# Given instruction:
Write out the material again word for word, dropping any images it holds.

[Data records]
-*-

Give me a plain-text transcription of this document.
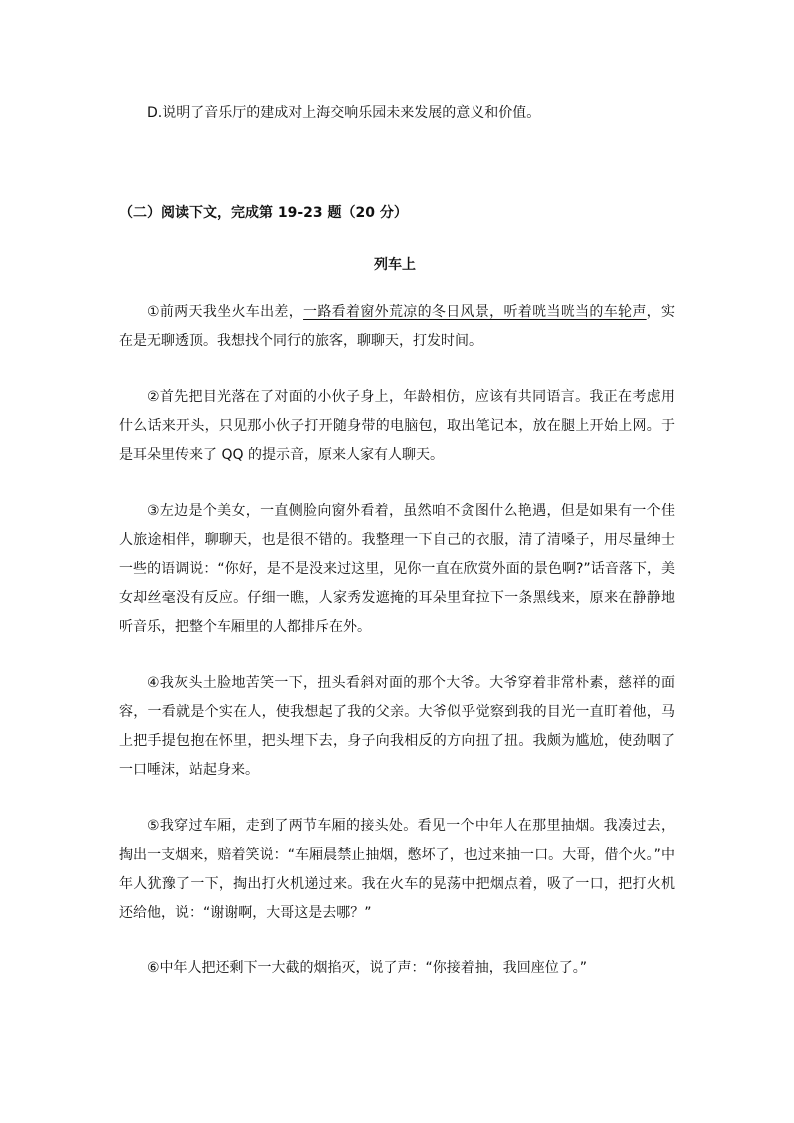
D.说明了音乐厅的建成对上海交响乐园未来发展的意义和价值。
（二）阅读下文，完成第 19-23 题（20 分）
列车上

①前两天我坐火车出差，一路看着窗外荒凉的冬日风景，听着咣当咣当的车轮声，实在是无聊透顶。我想找个同行的旅客，聊聊天，打发时间。

②首先把目光落在了对面的小伙子身上，年龄相仿，应该有共同语言。我正在考虑用什么话来开头，只见那小伙子打开随身带的电脑包，取出笔记本，放在腿上开始上网。于是耳朵里传来了 QQ 的提示音，原来人家有人聊天。

③左边是个美女，一直侧脸向窗外看着，虽然咱不贪图什么艳遇，但是如果有一个佳人旅途相伴，聊聊天，也是很不错的。我整理一下自己的衣服，清了清嗓子，用尽量绅士一些的语调说：“你好，是不是没来过这里，见你一直在欣赏外面的景色啊?”话音落下，美女却丝毫没有反应。仔细一瞧，人家秀发遮掩的耳朵里耷拉下一条黑线来，原来在静静地听音乐，把整个车厢里的人都排斥在外。

④我灰头土脸地苦笑一下，扭头看斜对面的那个大爷。大爷穿着非常朴素，慈祥的面容，一看就是个实在人，使我想起了我的父亲。大爷似乎觉察到我的目光一直盯着他，马上把手提包抱在怀里，把头埋下去，身子向我相反的方向扭了扭。我颇为尴尬，使劲咽了一口唾沫，站起身来。

⑤我穿过车厢，走到了两节车厢的接头处。看见一个中年人在那里抽烟。我凑过去，掏出一支烟来，赔着笑说：“车厢晨禁止抽烟，憋坏了，也过来抽一口。大哥，借个火。”中年人犹豫了一下，掏出打火机递过来。我在火车的晃荡中把烟点着，吸了一口，把打火机还给他，说：“谢谢啊，大哥这是去哪？”

⑥中年人把还剩下一大截的烟掐灭，说了声：“你接着抽，我回座位了。”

-*-

# Exercise output:
Give me a plain-text transcription of this document.
D.说明了音乐厅的建成对上海交响乐园未来发展的意义和价值。
（二）阅读下文，完成第 19-23 题（20 分）
列车上

①前两天我坐火车出差，一路看着窗外荒凉的冬日风景，听着咣当咣当的车轮声，实在是无聊透顶。我想找个同行的旅客，聊聊天，打发时间。

②首先把目光落在了对面的小伙子身上，年龄相仿，应该有共同语言。我正在考虑用什么话来开头，只见那小伙子打开随身带的电脑包，取出笔记本，放在腿上开始上网。于是耳朵里传来了 QQ 的提示音，原来人家有人聊天。

③左边是个美女，一直侧脸向窗外看着，虽然咱不贪图什么艳遇，但是如果有一个佳人旅途相伴，聊聊天，也是很不错的。我整理一下自己的衣服，清了清嗓子，用尽量绅士一些的语调说：“你好，是不是没来过这里，见你一直在欣赏外面的景色啊?”话音落下，美女却丝毫没有反应。仔细一瞧，人家秀发遮掩的耳朵里耷拉下一条黑线来，原来在静静地听音乐，把整个车厢里的人都排斥在外。

④我灰头土脸地苦笑一下，扭头看斜对面的那个大爷。大爷穿着非常朴素，慈祥的面容，一看就是个实在人，使我想起了我的父亲。大爷似乎觉察到我的目光一直盯着他，马上把手提包抱在怀里，把头埋下去，身子向我相反的方向扭了扭。我颇为尴尬，使劲咽了一口唾沫，站起身来。

⑤我穿过车厢，走到了两节车厢的接头处。看见一个中年人在那里抽烟。我凑过去，掏出一支烟来，赔着笑说：“车厢晨禁止抽烟，憋坏了，也过来抽一口。大哥，借个火。”中年人犹豫了一下，掏出打火机递过来。我在火车的晃荡中把烟点着，吸了一口，把打火机还给他，说：“谢谢啊，大哥这是去哪？”

⑥中年人把还剩下一大截的烟掐灭，说了声：“你接着抽，我回座位了。”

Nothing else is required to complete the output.